Collected data entries
+ + + + + + +
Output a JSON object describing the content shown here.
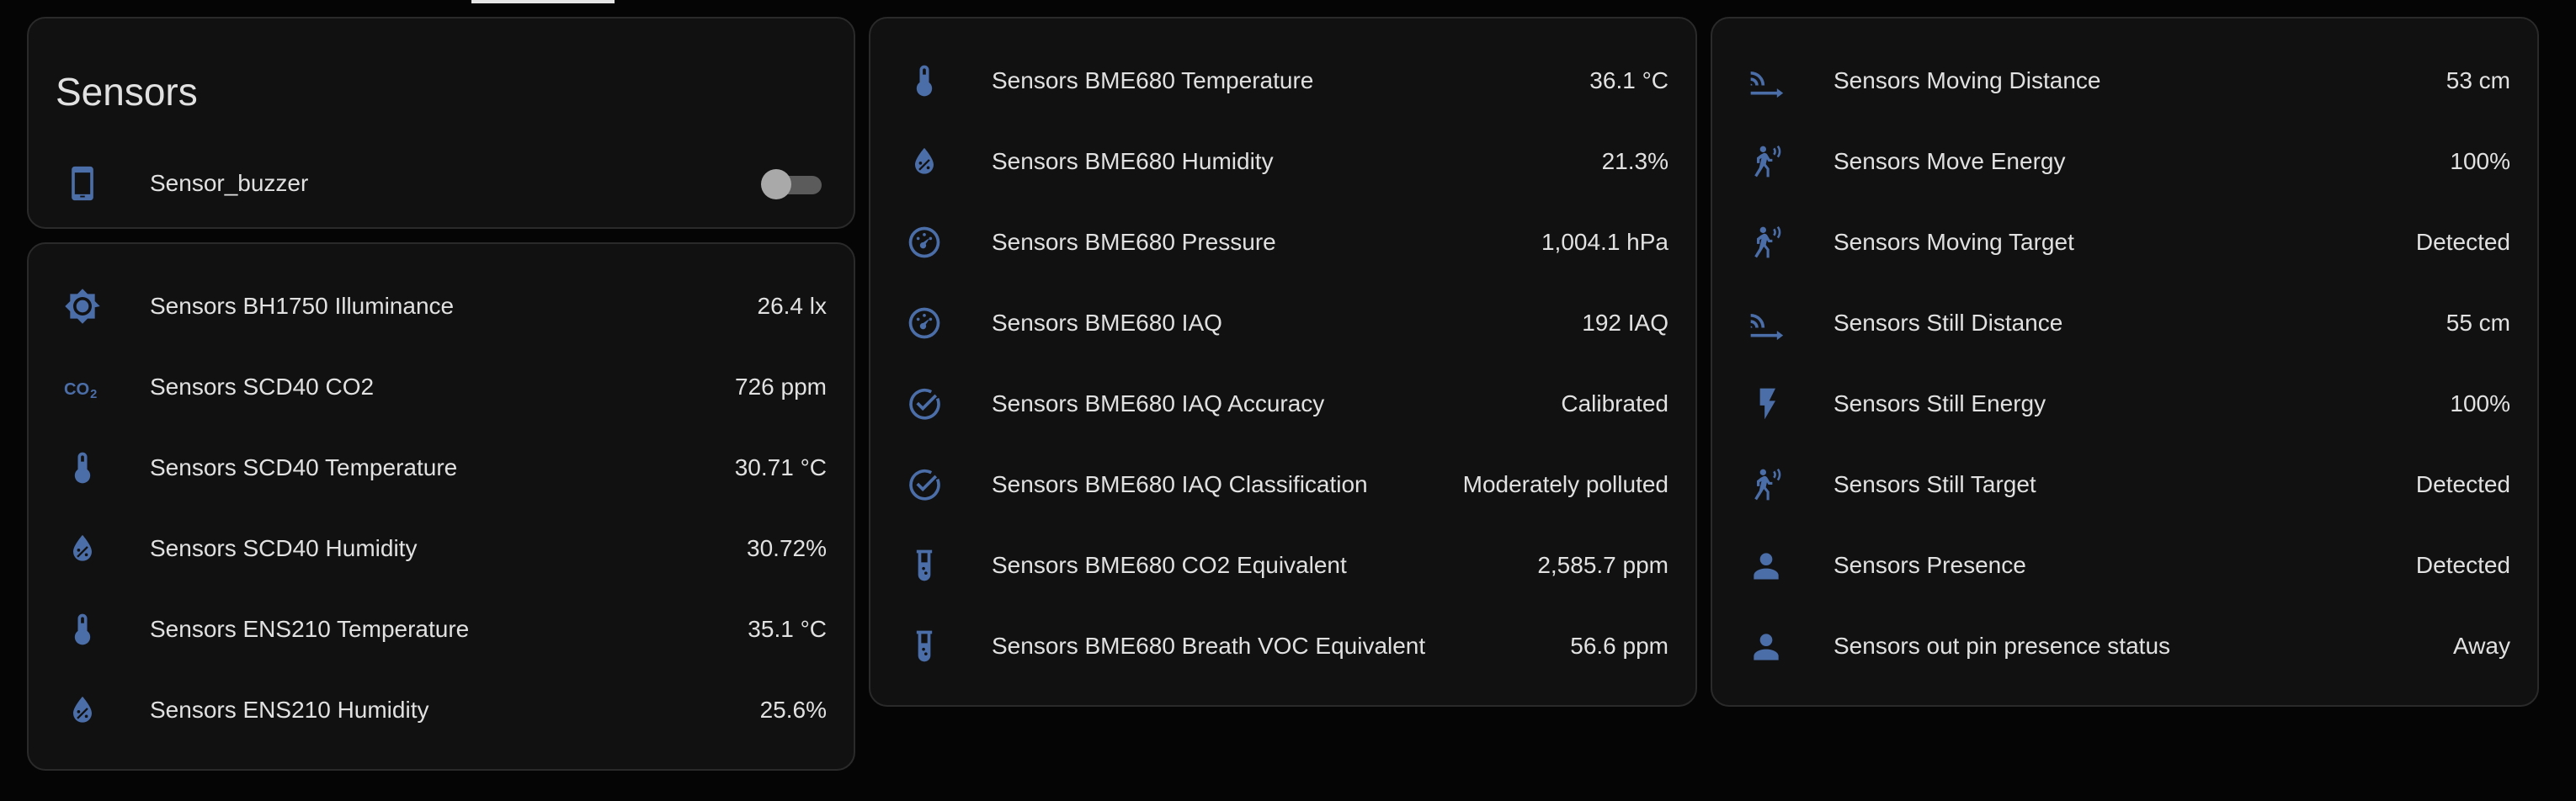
{
  "colors": {
    "icon": "#4b6ea9",
    "background": "#050505",
    "card": "#111111",
    "border": "#2a2a2a"
  },
  "card_header": {
    "title": "Sensors",
    "buzzer": {
      "label": "Sensor_buzzer",
      "icon": "cellphone-icon",
      "state": "off"
    }
  },
  "card_left": {
    "rows": [
      {
        "label": "Sensors BH1750 Illuminance",
        "value": "26.4 lx",
        "icon": "brightness-icon"
      },
      {
        "label": "Sensors SCD40 CO2",
        "value": "726 ppm",
        "icon": "co2-icon"
      },
      {
        "label": "Sensors SCD40 Temperature",
        "value": "30.71 °C",
        "icon": "thermometer-icon"
      },
      {
        "label": "Sensors SCD40 Humidity",
        "value": "30.72%",
        "icon": "water-percent-icon"
      },
      {
        "label": "Sensors ENS210 Temperature",
        "value": "35.1 °C",
        "icon": "thermometer-icon"
      },
      {
        "label": "Sensors ENS210 Humidity",
        "value": "25.6%",
        "icon": "water-percent-icon"
      }
    ]
  },
  "card_middle": {
    "rows": [
      {
        "label": "Sensors BME680 Temperature",
        "value": "36.1 °C",
        "icon": "thermometer-icon"
      },
      {
        "label": "Sensors BME680 Humidity",
        "value": "21.3%",
        "icon": "water-percent-icon"
      },
      {
        "label": "Sensors BME680 Pressure",
        "value": "1,004.1 hPa",
        "icon": "gauge-icon"
      },
      {
        "label": "Sensors BME680 IAQ",
        "value": "192 IAQ",
        "icon": "gauge-icon"
      },
      {
        "label": "Sensors BME680 IAQ Accuracy",
        "value": "Calibrated",
        "icon": "check-circle-icon"
      },
      {
        "label": "Sensors BME680 IAQ Classification",
        "value": "Moderately polluted",
        "icon": "check-circle-icon"
      },
      {
        "label": "Sensors BME680 CO2 Equivalent",
        "value": "2,585.7 ppm",
        "icon": "test-tube-icon"
      },
      {
        "label": "Sensors BME680 Breath VOC Equivalent",
        "value": "56.6 ppm",
        "icon": "test-tube-icon"
      }
    ]
  },
  "card_right": {
    "rows": [
      {
        "label": "Sensors Moving Distance",
        "value": "53 cm",
        "icon": "signal-distance-icon"
      },
      {
        "label": "Sensors Move Energy",
        "value": "100%",
        "icon": "motion-sensor-icon"
      },
      {
        "label": "Sensors Moving Target",
        "value": "Detected",
        "icon": "motion-sensor-icon"
      },
      {
        "label": "Sensors Still Distance",
        "value": "55 cm",
        "icon": "signal-distance-icon"
      },
      {
        "label": "Sensors Still Energy",
        "value": "100%",
        "icon": "flash-icon"
      },
      {
        "label": "Sensors Still Target",
        "value": "Detected",
        "icon": "motion-sensor-icon"
      },
      {
        "label": "Sensors Presence",
        "value": "Detected",
        "icon": "account-icon"
      },
      {
        "label": "Sensors out pin presence status",
        "value": "Away",
        "icon": "account-icon"
      }
    ]
  }
}
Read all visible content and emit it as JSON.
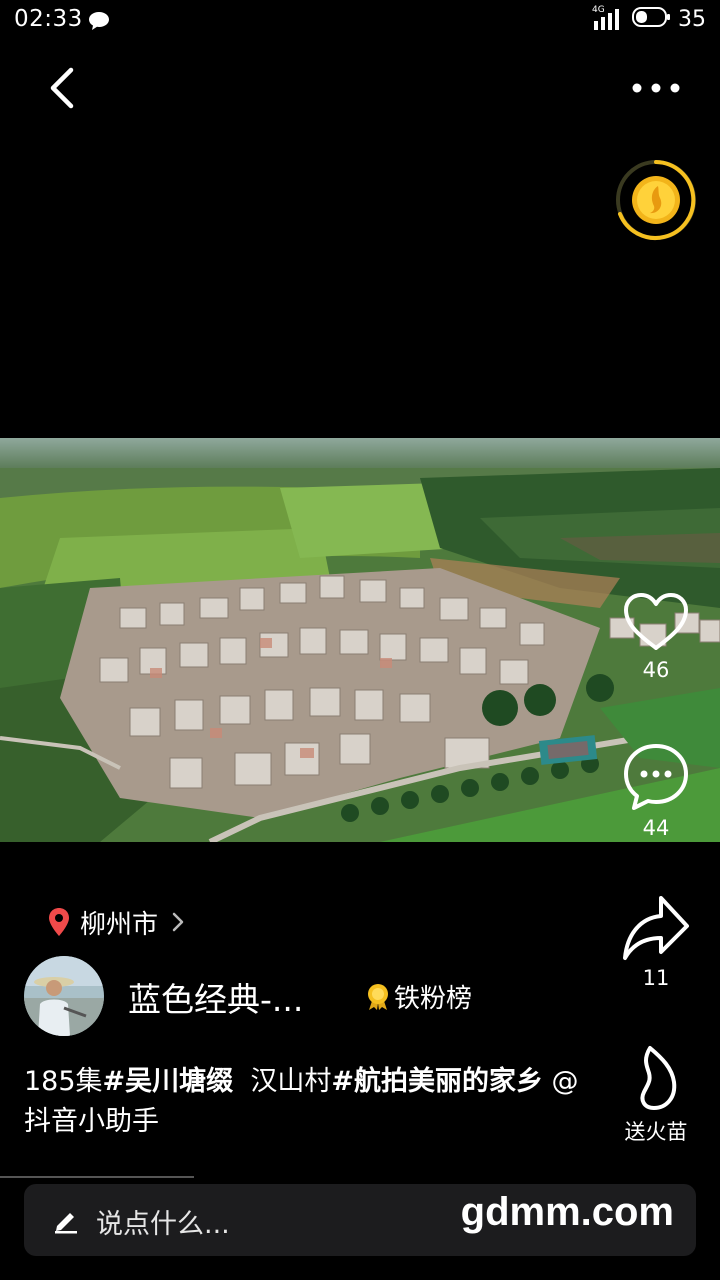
+ + + + + + +
Each entry must be retyped word for word, with every image omitted.

# Finished exercise
Output a JSON object describing the content shown here.
{
  "colors": {
    "icon": "#4b6ea9",
    "background": "#050505",
    "card": "#111111",
    "border": "#2a2a2a"
  },
  "card_header": {
    "title": "Sensors",
    "buzzer": {
      "label": "Sensor_buzzer",
      "icon": "cellphone-icon",
      "state": "off"
    }
  },
  "card_left": {
    "rows": [
      {
        "label": "Sensors BH1750 Illuminance",
        "value": "26.4 lx",
        "icon": "brightness-icon"
      },
      {
        "label": "Sensors SCD40 CO2",
        "value": "726 ppm",
        "icon": "co2-icon"
      },
      {
        "label": "Sensors SCD40 Temperature",
        "value": "30.71 °C",
        "icon": "thermometer-icon"
      },
      {
        "label": "Sensors SCD40 Humidity",
        "value": "30.72%",
        "icon": "water-percent-icon"
      },
      {
        "label": "Sensors ENS210 Temperature",
        "value": "35.1 °C",
        "icon": "thermometer-icon"
      },
      {
        "label": "Sensors ENS210 Humidity",
        "value": "25.6%",
        "icon": "water-percent-icon"
      }
    ]
  },
  "card_middle": {
    "rows": [
      {
        "label": "Sensors BME680 Temperature",
        "value": "36.1 °C",
        "icon": "thermometer-icon"
      },
      {
        "label": "Sensors BME680 Humidity",
        "value": "21.3%",
        "icon": "water-percent-icon"
      },
      {
        "label": "Sensors BME680 Pressure",
        "value": "1,004.1 hPa",
        "icon": "gauge-icon"
      },
      {
        "label": "Sensors BME680 IAQ",
        "value": "192 IAQ",
        "icon": "gauge-icon"
      },
      {
        "label": "Sensors BME680 IAQ Accuracy",
        "value": "Calibrated",
        "icon": "check-circle-icon"
      },
      {
        "label": "Sensors BME680 IAQ Classification",
        "value": "Moderately polluted",
        "icon": "check-circle-icon"
      },
      {
        "label": "Sensors BME680 CO2 Equivalent",
        "value": "2,585.7 ppm",
        "icon": "test-tube-icon"
      },
      {
        "label": "Sensors BME680 Breath VOC Equivalent",
        "value": "56.6 ppm",
        "icon": "test-tube-icon"
      }
    ]
  },
  "card_right": {
    "rows": [
      {
        "label": "Sensors Moving Distance",
        "value": "53 cm",
        "icon": "signal-distance-icon"
      },
      {
        "label": "Sensors Move Energy",
        "value": "100%",
        "icon": "motion-sensor-icon"
      },
      {
        "label": "Sensors Moving Target",
        "value": "Detected",
        "icon": "motion-sensor-icon"
      },
      {
        "label": "Sensors Still Distance",
        "value": "55 cm",
        "icon": "signal-distance-icon"
      },
      {
        "label": "Sensors Still Energy",
        "value": "100%",
        "icon": "flash-icon"
      },
      {
        "label": "Sensors Still Target",
        "value": "Detected",
        "icon": "motion-sensor-icon"
      },
      {
        "label": "Sensors Presence",
        "value": "Detected",
        "icon": "account-icon"
      },
      {
        "label": "Sensors out pin presence status",
        "value": "Away",
        "icon": "account-icon"
      }
    ]
  }
}
Read all visible content and emit it as JSON.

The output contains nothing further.